▸ What the task asks:
Transcribe every line exactly. Leave the pictures behind.
──────── Data for the task ────────
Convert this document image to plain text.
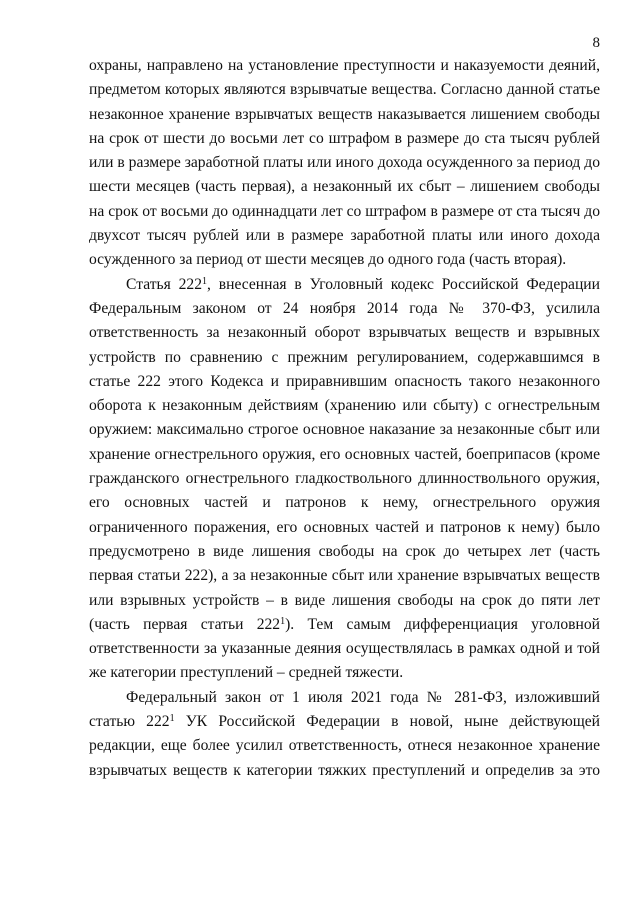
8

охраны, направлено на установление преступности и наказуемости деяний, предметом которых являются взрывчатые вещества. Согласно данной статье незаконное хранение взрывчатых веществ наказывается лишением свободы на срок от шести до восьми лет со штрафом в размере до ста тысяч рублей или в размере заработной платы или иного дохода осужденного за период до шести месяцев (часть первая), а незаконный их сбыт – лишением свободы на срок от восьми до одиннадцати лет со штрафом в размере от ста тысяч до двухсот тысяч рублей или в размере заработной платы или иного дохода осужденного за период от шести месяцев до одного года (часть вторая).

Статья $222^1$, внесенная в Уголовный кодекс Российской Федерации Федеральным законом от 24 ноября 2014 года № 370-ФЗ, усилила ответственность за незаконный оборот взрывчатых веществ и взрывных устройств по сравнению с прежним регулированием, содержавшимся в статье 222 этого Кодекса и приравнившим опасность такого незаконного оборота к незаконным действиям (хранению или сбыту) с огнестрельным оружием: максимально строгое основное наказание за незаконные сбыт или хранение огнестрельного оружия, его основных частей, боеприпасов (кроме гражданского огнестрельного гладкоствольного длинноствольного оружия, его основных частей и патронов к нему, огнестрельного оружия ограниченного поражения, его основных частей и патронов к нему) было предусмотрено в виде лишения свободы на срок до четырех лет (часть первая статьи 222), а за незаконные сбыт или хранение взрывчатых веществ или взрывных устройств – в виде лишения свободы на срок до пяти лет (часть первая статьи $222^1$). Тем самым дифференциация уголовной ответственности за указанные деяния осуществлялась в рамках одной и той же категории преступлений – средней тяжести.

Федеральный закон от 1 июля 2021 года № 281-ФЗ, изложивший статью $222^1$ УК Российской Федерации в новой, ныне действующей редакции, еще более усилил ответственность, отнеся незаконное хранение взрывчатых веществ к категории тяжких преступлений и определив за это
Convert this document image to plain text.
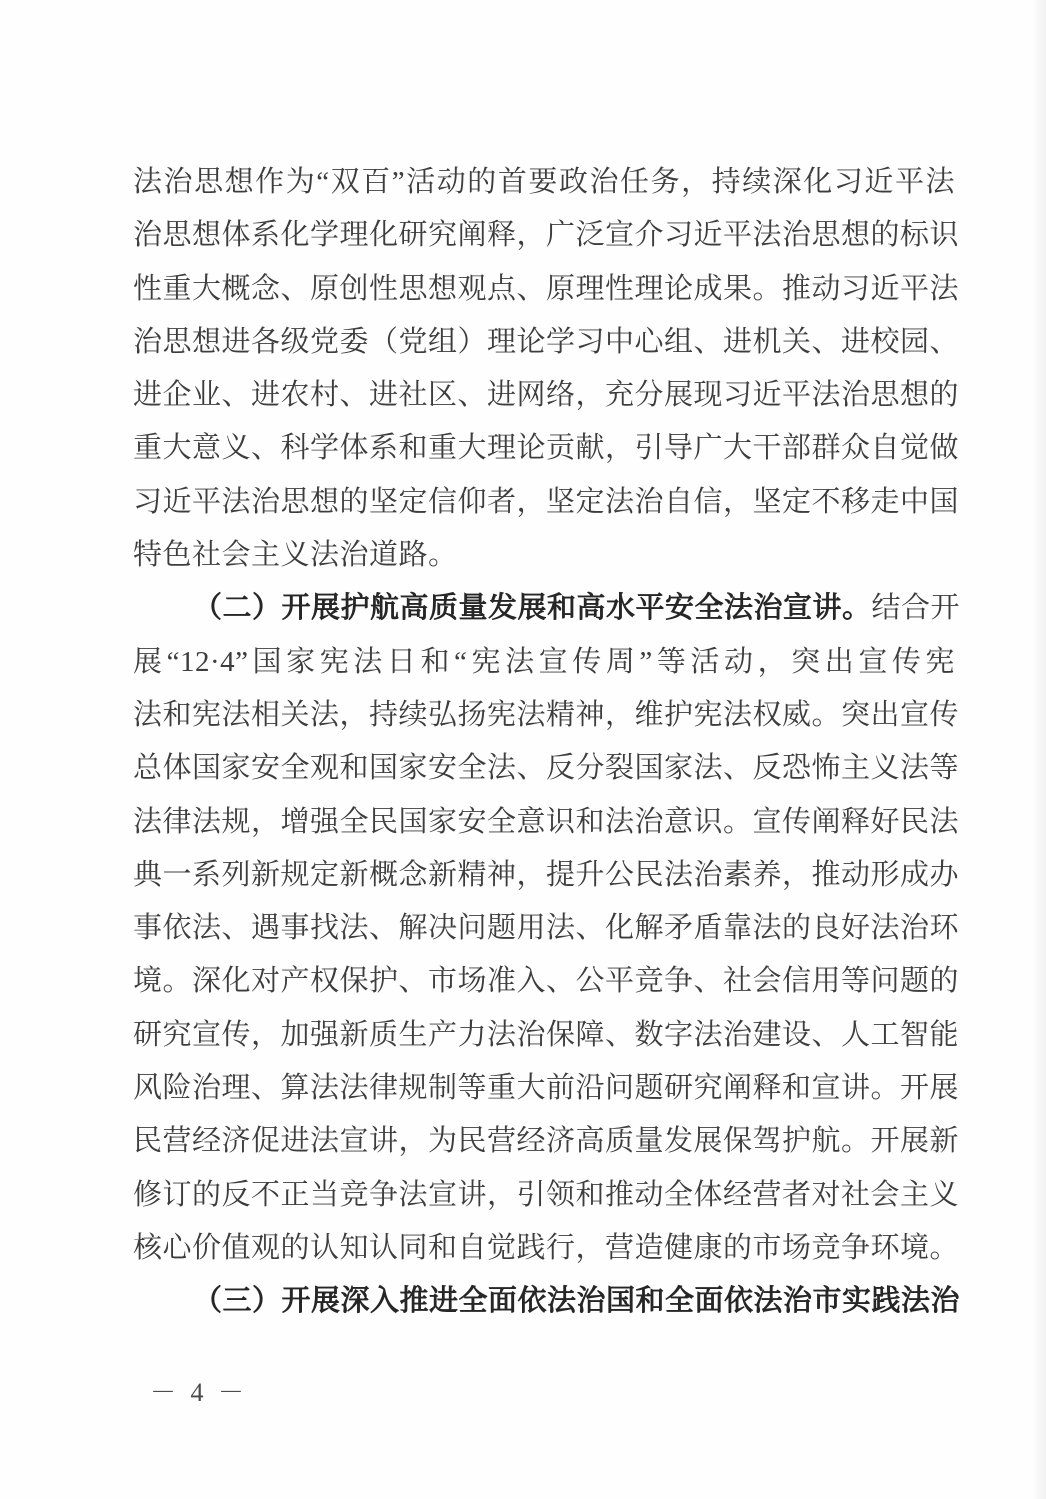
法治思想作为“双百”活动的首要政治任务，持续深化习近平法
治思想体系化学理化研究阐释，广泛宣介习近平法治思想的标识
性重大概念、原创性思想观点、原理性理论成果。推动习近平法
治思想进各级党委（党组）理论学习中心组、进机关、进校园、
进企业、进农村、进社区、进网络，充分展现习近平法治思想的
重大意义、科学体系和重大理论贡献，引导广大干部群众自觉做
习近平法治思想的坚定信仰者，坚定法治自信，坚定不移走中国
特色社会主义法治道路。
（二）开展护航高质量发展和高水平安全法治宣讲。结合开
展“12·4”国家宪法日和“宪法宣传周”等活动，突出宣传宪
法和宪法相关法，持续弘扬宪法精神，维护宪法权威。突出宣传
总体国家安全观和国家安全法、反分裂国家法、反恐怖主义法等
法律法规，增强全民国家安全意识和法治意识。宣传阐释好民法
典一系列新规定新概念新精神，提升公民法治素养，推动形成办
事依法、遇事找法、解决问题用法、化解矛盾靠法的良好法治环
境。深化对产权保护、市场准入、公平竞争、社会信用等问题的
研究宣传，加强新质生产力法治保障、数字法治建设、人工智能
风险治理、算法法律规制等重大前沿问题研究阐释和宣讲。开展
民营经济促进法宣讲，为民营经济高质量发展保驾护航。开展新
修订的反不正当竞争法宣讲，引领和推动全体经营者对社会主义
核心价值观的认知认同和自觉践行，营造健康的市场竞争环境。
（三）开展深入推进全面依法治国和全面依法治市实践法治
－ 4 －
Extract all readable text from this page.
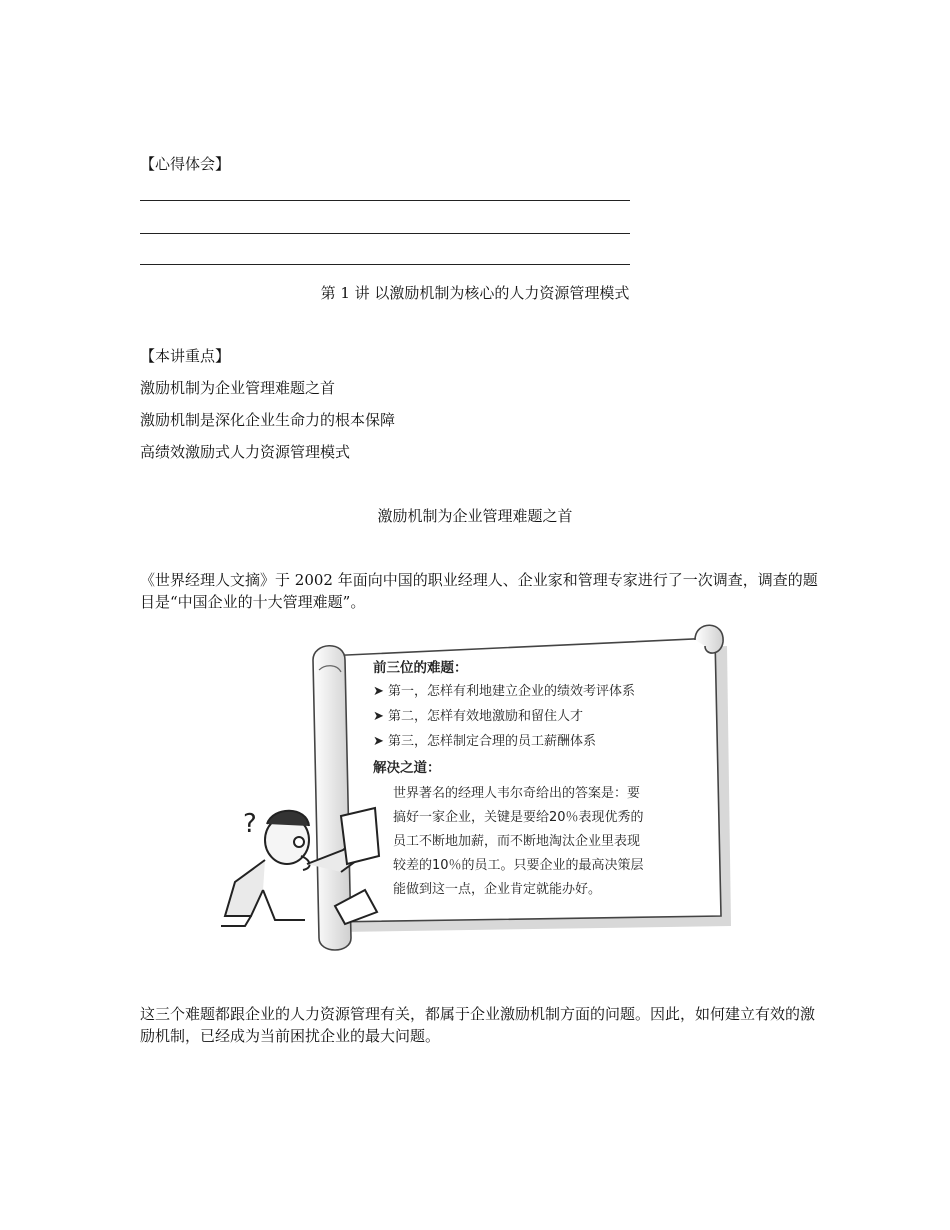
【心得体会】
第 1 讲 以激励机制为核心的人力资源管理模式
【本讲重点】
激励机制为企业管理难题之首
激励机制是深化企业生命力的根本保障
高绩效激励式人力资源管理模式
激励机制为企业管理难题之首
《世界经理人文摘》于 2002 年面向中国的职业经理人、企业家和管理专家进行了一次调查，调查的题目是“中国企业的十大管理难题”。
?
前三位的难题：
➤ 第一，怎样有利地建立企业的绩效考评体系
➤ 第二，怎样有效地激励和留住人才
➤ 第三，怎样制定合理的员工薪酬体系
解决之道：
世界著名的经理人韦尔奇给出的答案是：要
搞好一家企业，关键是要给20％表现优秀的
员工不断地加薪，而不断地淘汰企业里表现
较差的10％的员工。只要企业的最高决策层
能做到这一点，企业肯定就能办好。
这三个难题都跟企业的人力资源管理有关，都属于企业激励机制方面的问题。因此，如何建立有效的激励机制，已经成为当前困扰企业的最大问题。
────────
▸ Task answer:
Convert this document image to plain text.
8

охраны, направлено на установление преступности и наказуемости деяний, предметом которых являются взрывчатые вещества. Согласно данной статье незаконное хранение взрывчатых веществ наказывается лишением свободы на срок от шести до восьми лет со штрафом в размере до ста тысяч рублей или в размере заработной платы или иного дохода осужденного за период до шести месяцев (часть первая), а незаконный их сбыт – лишением свободы на срок от восьми до одиннадцати лет со штрафом в размере от ста тысяч до двухсот тысяч рублей или в размере заработной платы или иного дохода осужденного за период от шести месяцев до одного года (часть вторая).

Статья $222^1$, внесенная в Уголовный кодекс Российской Федерации Федеральным законом от 24 ноября 2014 года № 370-ФЗ, усилила ответственность за незаконный оборот взрывчатых веществ и взрывных устройств по сравнению с прежним регулированием, содержавшимся в статье 222 этого Кодекса и приравнившим опасность такого незаконного оборота к незаконным действиям (хранению или сбыту) с огнестрельным оружием: максимально строгое основное наказание за незаконные сбыт или хранение огнестрельного оружия, его основных частей, боеприпасов (кроме гражданского огнестрельного гладкоствольного длинноствольного оружия, его основных частей и патронов к нему, огнестрельного оружия ограниченного поражения, его основных частей и патронов к нему) было предусмотрено в виде лишения свободы на срок до четырех лет (часть первая статьи 222), а за незаконные сбыт или хранение взрывчатых веществ или взрывных устройств – в виде лишения свободы на срок до пяти лет (часть первая статьи $222^1$). Тем самым дифференциация уголовной ответственности за указанные деяния осуществлялась в рамках одной и той же категории преступлений – средней тяжести.

Федеральный закон от 1 июля 2021 года № 281-ФЗ, изложивший статью $222^1$ УК Российской Федерации в новой, ныне действующей редакции, еще более усилил ответственность, отнеся незаконное хранение взрывчатых веществ к категории тяжких преступлений и определив за это
Convert this document image to plain text.
法治思想作为“双百”活动的首要政治任务，持续深化习近平法
治思想体系化学理化研究阐释，广泛宣介习近平法治思想的标识
性重大概念、原创性思想观点、原理性理论成果。推动习近平法
治思想进各级党委（党组）理论学习中心组、进机关、进校园、
进企业、进农村、进社区、进网络，充分展现习近平法治思想的
重大意义、科学体系和重大理论贡献，引导广大干部群众自觉做
习近平法治思想的坚定信仰者，坚定法治自信，坚定不移走中国
特色社会主义法治道路。
（二）开展护航高质量发展和高水平安全法治宣讲。结合开
展“12·4”国家宪法日和“宪法宣传周”等活动，突出宣传宪
法和宪法相关法，持续弘扬宪法精神，维护宪法权威。突出宣传
总体国家安全观和国家安全法、反分裂国家法、反恐怖主义法等
法律法规，增强全民国家安全意识和法治意识。宣传阐释好民法
典一系列新规定新概念新精神，提升公民法治素养，推动形成办
事依法、遇事找法、解决问题用法、化解矛盾靠法的良好法治环
境。深化对产权保护、市场准入、公平竞争、社会信用等问题的
研究宣传，加强新质生产力法治保障、数字法治建设、人工智能
风险治理、算法法律规制等重大前沿问题研究阐释和宣讲。开展
民营经济促进法宣讲，为民营经济高质量发展保驾护航。开展新
修订的反不正当竞争法宣讲，引领和推动全体经营者对社会主义
核心价值观的认知认同和自觉践行，营造健康的市场竞争环境。
（三）开展深入推进全面依法治国和全面依法治市实践法治
－ 4 －
Extract all readable text from this page.
【心得体会】
第 1 讲 以激励机制为核心的人力资源管理模式
【本讲重点】
激励机制为企业管理难题之首
激励机制是深化企业生命力的根本保障
高绩效激励式人力资源管理模式
激励机制为企业管理难题之首
《世界经理人文摘》于 2002 年面向中国的职业经理人、企业家和管理专家进行了一次调查，调查的题目是“中国企业的十大管理难题”。
?
前三位的难题：
➤ 第一，怎样有利地建立企业的绩效考评体系
➤ 第二，怎样有效地激励和留住人才
➤ 第三，怎样制定合理的员工薪酬体系
解决之道：
世界著名的经理人韦尔奇给出的答案是：要
搞好一家企业，关键是要给20％表现优秀的
员工不断地加薪，而不断地淘汰企业里表现
较差的10％的员工。只要企业的最高决策层
能做到这一点，企业肯定就能办好。
这三个难题都跟企业的人力资源管理有关，都属于企业激励机制方面的问题。因此，如何建立有效的激励机制，已经成为当前困扰企业的最大问题。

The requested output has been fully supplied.